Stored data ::
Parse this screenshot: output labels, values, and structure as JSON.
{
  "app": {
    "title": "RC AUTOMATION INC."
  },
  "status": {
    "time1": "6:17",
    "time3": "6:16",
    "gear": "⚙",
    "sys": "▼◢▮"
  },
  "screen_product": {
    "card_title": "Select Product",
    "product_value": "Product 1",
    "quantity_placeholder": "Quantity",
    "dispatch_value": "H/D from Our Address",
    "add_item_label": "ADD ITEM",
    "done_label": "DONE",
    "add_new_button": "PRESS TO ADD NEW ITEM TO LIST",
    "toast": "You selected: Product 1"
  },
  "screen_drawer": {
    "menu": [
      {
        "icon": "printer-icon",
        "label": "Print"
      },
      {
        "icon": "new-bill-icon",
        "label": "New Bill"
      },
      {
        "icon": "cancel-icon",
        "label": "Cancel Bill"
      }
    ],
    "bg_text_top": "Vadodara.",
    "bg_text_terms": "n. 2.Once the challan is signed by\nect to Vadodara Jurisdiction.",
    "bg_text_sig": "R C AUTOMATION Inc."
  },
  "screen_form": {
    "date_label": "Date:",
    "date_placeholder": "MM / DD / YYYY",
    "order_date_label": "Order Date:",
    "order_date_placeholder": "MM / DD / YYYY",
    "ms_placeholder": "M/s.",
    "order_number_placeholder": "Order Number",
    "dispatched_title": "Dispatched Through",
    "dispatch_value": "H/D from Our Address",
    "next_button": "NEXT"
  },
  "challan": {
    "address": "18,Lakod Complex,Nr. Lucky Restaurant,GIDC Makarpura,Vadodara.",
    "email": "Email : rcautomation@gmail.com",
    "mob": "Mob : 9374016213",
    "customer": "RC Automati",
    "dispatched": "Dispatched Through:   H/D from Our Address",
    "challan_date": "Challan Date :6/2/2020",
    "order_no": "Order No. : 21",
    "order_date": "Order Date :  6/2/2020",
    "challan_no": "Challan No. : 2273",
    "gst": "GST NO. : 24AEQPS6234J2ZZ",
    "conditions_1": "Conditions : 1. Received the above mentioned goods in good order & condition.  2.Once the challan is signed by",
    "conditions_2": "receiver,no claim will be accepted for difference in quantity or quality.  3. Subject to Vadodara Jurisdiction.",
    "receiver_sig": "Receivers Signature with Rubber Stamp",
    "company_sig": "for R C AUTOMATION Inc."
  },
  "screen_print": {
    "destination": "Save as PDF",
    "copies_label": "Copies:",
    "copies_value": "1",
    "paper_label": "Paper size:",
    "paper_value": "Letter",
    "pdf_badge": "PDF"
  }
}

Your goal :: Give back the whole listing exactly as it reads.

Reply ::
Parse this screenshot: output labels, values, and structure as JSON.
{
  "app": {
    "title": "RC AUTOMATION INC."
  },
  "status": {
    "time1": "6:17",
    "time3": "6:16",
    "gear": "⚙",
    "sys": "▼◢▮"
  },
  "screen_product": {
    "card_title": "Select Product",
    "product_value": "Product 1",
    "quantity_placeholder": "Quantity",
    "dispatch_value": "H/D from Our Address",
    "add_item_label": "ADD ITEM",
    "done_label": "DONE",
    "add_new_button": "PRESS TO ADD NEW ITEM TO LIST",
    "toast": "You selected: Product 1"
  },
  "screen_drawer": {
    "menu": [
      {
        "icon": "printer-icon",
        "label": "Print"
      },
      {
        "icon": "new-bill-icon",
        "label": "New Bill"
      },
      {
        "icon": "cancel-icon",
        "label": "Cancel Bill"
      }
    ],
    "bg_text_top": "Vadodara.",
    "bg_text_terms": "n. 2.Once the challan is signed by\nect to Vadodara Jurisdiction.",
    "bg_text_sig": "R C AUTOMATION Inc."
  },
  "screen_form": {
    "date_label": "Date:",
    "date_placeholder": "MM / DD / YYYY",
    "order_date_label": "Order Date:",
    "order_date_placeholder": "MM / DD / YYYY",
    "ms_placeholder": "M/s.",
    "order_number_placeholder": "Order Number",
    "dispatched_title": "Dispatched Through",
    "dispatch_value": "H/D from Our Address",
    "next_button": "NEXT"
  },
  "challan": {
    "address": "18,Lakod Complex,Nr. Lucky Restaurant,GIDC Makarpura,Vadodara.",
    "email": "Email : rcautomation@gmail.com",
    "mob": "Mob : 9374016213",
    "customer": "RC Automati",
    "dispatched": "Dispatched Through:   H/D from Our Address",
    "challan_date": "Challan Date :6/2/2020",
    "order_no": "Order No. : 21",
    "order_date": "Order Date :  6/2/2020",
    "challan_no": "Challan No. : 2273",
    "gst": "GST NO. : 24AEQPS6234J2ZZ",
    "conditions_1": "Conditions : 1. Received the above mentioned goods in good order & condition.  2.Once the challan is signed by",
    "conditions_2": "receiver,no claim will be accepted for difference in quantity or quality.  3. Subject to Vadodara Jurisdiction.",
    "receiver_sig": "Receivers Signature with Rubber Stamp",
    "company_sig": "for R C AUTOMATION Inc."
  },
  "screen_print": {
    "destination": "Save as PDF",
    "copies_label": "Copies:",
    "copies_value": "1",
    "paper_label": "Paper size:",
    "paper_value": "Letter",
    "pdf_badge": "PDF"
  }
}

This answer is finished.